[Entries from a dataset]
============================================================
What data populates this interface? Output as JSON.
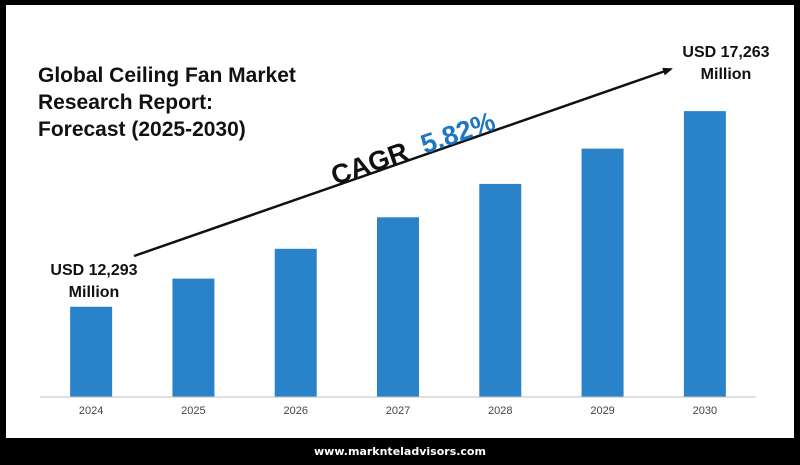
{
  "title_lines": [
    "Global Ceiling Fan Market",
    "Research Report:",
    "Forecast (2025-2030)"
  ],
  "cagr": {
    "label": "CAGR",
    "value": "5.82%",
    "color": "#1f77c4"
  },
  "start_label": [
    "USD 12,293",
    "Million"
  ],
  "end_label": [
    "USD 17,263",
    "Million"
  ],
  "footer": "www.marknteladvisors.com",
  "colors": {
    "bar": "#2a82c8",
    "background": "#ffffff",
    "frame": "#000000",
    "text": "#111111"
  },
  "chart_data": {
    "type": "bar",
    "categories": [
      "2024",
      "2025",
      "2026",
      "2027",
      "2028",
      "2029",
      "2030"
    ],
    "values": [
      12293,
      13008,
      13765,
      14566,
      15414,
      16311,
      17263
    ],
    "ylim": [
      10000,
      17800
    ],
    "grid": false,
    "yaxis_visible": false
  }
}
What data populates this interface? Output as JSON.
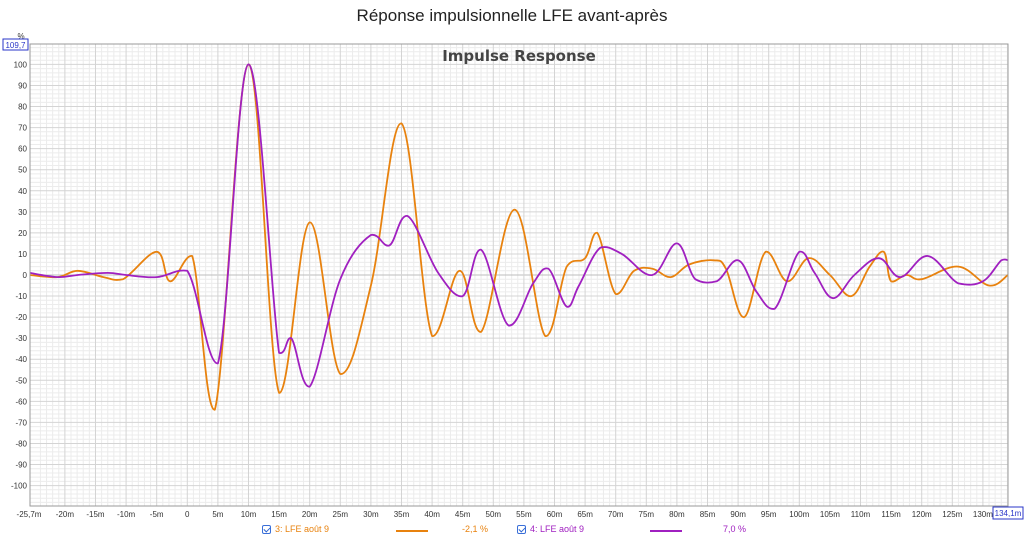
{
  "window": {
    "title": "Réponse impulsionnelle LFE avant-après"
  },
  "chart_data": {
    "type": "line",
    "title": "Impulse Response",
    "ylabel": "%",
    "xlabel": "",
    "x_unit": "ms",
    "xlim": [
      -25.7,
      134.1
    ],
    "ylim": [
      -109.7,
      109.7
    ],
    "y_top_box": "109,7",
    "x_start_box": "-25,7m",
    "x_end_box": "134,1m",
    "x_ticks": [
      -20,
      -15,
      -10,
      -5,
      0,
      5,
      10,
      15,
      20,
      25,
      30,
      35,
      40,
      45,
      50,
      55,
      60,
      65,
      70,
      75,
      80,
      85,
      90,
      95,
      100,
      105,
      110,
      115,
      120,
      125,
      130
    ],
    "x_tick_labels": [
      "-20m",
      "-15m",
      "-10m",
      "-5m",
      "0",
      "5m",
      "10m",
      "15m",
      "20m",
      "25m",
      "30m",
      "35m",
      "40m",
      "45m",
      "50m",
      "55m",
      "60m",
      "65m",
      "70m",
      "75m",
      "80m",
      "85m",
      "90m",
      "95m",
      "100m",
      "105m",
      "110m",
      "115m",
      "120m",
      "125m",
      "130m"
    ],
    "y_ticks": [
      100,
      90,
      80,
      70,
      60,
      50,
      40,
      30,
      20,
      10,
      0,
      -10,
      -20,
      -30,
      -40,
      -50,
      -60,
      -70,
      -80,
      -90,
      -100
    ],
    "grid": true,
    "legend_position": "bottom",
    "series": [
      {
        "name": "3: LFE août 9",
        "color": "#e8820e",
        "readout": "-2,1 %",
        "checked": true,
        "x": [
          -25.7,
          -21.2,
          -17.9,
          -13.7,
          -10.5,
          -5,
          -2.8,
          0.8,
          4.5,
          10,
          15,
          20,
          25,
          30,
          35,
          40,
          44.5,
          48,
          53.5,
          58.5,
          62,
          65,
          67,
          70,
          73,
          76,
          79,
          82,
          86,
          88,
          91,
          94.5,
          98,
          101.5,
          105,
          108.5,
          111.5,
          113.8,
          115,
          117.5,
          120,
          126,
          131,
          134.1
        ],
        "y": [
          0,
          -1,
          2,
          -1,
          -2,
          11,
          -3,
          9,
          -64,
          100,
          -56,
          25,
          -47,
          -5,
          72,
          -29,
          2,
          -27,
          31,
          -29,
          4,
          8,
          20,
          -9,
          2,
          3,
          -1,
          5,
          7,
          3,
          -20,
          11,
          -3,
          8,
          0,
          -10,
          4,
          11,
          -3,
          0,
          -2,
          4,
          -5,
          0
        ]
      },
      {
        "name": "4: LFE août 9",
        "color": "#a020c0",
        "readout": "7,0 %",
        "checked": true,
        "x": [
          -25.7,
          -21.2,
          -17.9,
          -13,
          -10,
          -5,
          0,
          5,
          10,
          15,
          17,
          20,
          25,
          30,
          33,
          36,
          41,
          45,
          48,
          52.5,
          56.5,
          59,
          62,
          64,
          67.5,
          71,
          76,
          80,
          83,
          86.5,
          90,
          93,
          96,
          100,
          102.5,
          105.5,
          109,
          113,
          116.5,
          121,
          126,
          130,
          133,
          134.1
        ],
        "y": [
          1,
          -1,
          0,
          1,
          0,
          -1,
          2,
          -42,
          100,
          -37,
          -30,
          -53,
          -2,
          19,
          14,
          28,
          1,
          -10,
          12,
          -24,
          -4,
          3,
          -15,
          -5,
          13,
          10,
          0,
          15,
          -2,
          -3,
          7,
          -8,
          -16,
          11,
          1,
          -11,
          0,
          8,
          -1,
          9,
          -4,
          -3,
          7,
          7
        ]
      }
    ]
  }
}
============================================================
_TASK PROMPT:_ Skipping the pictures, transcribe each line above exactly as it appears.

_COMPLETE RESPONSE:_
What data populates this interface? Output as JSON.
{
  "title_lines": [
    "Global Ceiling Fan Market",
    "Research Report:",
    "Forecast (2025-2030)"
  ],
  "cagr": {
    "label": "CAGR",
    "value": "5.82%",
    "color": "#1f77c4"
  },
  "start_label": [
    "USD 12,293",
    "Million"
  ],
  "end_label": [
    "USD 17,263",
    "Million"
  ],
  "footer": "www.marknteladvisors.com",
  "colors": {
    "bar": "#2a82c8",
    "background": "#ffffff",
    "frame": "#000000",
    "text": "#111111"
  },
  "chart_data": {
    "type": "bar",
    "categories": [
      "2024",
      "2025",
      "2026",
      "2027",
      "2028",
      "2029",
      "2030"
    ],
    "values": [
      12293,
      13008,
      13765,
      14566,
      15414,
      16311,
      17263
    ],
    "ylim": [
      10000,
      17800
    ],
    "grid": false,
    "yaxis_visible": false
  }
}
What data populates this interface? Output as JSON.
{
  "window": {
    "title": "Réponse impulsionnelle LFE avant-après"
  },
  "chart_data": {
    "type": "line",
    "title": "Impulse Response",
    "ylabel": "%",
    "xlabel": "",
    "x_unit": "ms",
    "xlim": [
      -25.7,
      134.1
    ],
    "ylim": [
      -109.7,
      109.7
    ],
    "y_top_box": "109,7",
    "x_start_box": "-25,7m",
    "x_end_box": "134,1m",
    "x_ticks": [
      -20,
      -15,
      -10,
      -5,
      0,
      5,
      10,
      15,
      20,
      25,
      30,
      35,
      40,
      45,
      50,
      55,
      60,
      65,
      70,
      75,
      80,
      85,
      90,
      95,
      100,
      105,
      110,
      115,
      120,
      125,
      130
    ],
    "x_tick_labels": [
      "-20m",
      "-15m",
      "-10m",
      "-5m",
      "0",
      "5m",
      "10m",
      "15m",
      "20m",
      "25m",
      "30m",
      "35m",
      "40m",
      "45m",
      "50m",
      "55m",
      "60m",
      "65m",
      "70m",
      "75m",
      "80m",
      "85m",
      "90m",
      "95m",
      "100m",
      "105m",
      "110m",
      "115m",
      "120m",
      "125m",
      "130m"
    ],
    "y_ticks": [
      100,
      90,
      80,
      70,
      60,
      50,
      40,
      30,
      20,
      10,
      0,
      -10,
      -20,
      -30,
      -40,
      -50,
      -60,
      -70,
      -80,
      -90,
      -100
    ],
    "grid": true,
    "legend_position": "bottom",
    "series": [
      {
        "name": "3: LFE août 9",
        "color": "#e8820e",
        "readout": "-2,1 %",
        "checked": true,
        "x": [
          -25.7,
          -21.2,
          -17.9,
          -13.7,
          -10.5,
          -5,
          -2.8,
          0.8,
          4.5,
          10,
          15,
          20,
          25,
          30,
          35,
          40,
          44.5,
          48,
          53.5,
          58.5,
          62,
          65,
          67,
          70,
          73,
          76,
          79,
          82,
          86,
          88,
          91,
          94.5,
          98,
          101.5,
          105,
          108.5,
          111.5,
          113.8,
          115,
          117.5,
          120,
          126,
          131,
          134.1
        ],
        "y": [
          0,
          -1,
          2,
          -1,
          -2,
          11,
          -3,
          9,
          -64,
          100,
          -56,
          25,
          -47,
          -5,
          72,
          -29,
          2,
          -27,
          31,
          -29,
          4,
          8,
          20,
          -9,
          2,
          3,
          -1,
          5,
          7,
          3,
          -20,
          11,
          -3,
          8,
          0,
          -10,
          4,
          11,
          -3,
          0,
          -2,
          4,
          -5,
          0
        ]
      },
      {
        "name": "4: LFE août 9",
        "color": "#a020c0",
        "readout": "7,0 %",
        "checked": true,
        "x": [
          -25.7,
          -21.2,
          -17.9,
          -13,
          -10,
          -5,
          0,
          5,
          10,
          15,
          17,
          20,
          25,
          30,
          33,
          36,
          41,
          45,
          48,
          52.5,
          56.5,
          59,
          62,
          64,
          67.5,
          71,
          76,
          80,
          83,
          86.5,
          90,
          93,
          96,
          100,
          102.5,
          105.5,
          109,
          113,
          116.5,
          121,
          126,
          130,
          133,
          134.1
        ],
        "y": [
          1,
          -1,
          0,
          1,
          0,
          -1,
          2,
          -42,
          100,
          -37,
          -30,
          -53,
          -2,
          19,
          14,
          28,
          1,
          -10,
          12,
          -24,
          -4,
          3,
          -15,
          -5,
          13,
          10,
          0,
          15,
          -2,
          -3,
          7,
          -8,
          -16,
          11,
          1,
          -11,
          0,
          8,
          -1,
          9,
          -4,
          -3,
          7,
          7
        ]
      }
    ]
  }
}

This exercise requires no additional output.